● YOUR INSTRUCTIONS: State only how many lines contain the string "equal".

### DATASET EXCERPTS ###

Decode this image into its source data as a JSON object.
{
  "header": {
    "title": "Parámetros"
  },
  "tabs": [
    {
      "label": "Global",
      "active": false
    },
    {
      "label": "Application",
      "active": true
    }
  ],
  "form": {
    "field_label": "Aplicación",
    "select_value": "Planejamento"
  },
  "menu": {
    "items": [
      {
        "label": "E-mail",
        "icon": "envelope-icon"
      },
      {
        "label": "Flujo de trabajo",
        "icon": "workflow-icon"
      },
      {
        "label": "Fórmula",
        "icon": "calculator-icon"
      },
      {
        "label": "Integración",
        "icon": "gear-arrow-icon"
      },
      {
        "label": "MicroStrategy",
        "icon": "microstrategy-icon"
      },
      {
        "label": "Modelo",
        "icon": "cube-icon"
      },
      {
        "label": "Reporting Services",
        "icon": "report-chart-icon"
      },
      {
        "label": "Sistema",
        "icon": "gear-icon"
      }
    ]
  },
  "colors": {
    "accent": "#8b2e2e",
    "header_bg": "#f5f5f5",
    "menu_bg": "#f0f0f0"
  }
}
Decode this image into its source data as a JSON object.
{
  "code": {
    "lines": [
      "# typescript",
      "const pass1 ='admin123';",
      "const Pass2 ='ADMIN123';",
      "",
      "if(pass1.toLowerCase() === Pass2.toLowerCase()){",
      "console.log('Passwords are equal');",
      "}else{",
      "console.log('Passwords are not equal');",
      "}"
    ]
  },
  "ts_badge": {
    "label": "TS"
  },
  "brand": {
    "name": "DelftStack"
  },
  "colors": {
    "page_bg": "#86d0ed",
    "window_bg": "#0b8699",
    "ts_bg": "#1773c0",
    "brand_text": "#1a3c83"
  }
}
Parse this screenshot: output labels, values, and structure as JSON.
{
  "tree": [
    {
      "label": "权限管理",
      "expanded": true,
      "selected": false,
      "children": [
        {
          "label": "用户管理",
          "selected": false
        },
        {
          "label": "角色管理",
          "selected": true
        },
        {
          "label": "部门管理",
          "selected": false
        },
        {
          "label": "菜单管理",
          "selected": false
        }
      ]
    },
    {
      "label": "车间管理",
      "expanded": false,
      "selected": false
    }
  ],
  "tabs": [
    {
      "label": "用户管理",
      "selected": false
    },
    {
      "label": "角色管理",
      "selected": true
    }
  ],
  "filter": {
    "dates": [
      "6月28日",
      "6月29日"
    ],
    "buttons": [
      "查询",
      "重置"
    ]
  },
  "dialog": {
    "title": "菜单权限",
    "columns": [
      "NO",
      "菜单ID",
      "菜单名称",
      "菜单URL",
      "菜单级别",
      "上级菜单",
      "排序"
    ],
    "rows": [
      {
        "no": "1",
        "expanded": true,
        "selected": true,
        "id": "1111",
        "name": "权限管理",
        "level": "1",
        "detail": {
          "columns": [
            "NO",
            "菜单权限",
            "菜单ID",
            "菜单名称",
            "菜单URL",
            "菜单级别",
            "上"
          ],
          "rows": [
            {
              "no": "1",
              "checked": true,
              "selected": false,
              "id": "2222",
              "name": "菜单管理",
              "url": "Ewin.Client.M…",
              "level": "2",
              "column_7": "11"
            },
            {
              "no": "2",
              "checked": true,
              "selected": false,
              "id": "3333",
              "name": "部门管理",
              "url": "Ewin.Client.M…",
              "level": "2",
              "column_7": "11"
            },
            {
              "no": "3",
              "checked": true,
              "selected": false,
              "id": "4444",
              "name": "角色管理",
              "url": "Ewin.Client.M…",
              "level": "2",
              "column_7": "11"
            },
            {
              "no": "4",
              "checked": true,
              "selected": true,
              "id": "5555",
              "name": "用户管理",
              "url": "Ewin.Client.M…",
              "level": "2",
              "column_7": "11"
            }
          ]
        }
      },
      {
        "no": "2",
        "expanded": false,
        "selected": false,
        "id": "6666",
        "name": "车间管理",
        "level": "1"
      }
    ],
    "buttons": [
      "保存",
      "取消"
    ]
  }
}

###

● WRITTEN RESPONSE: 2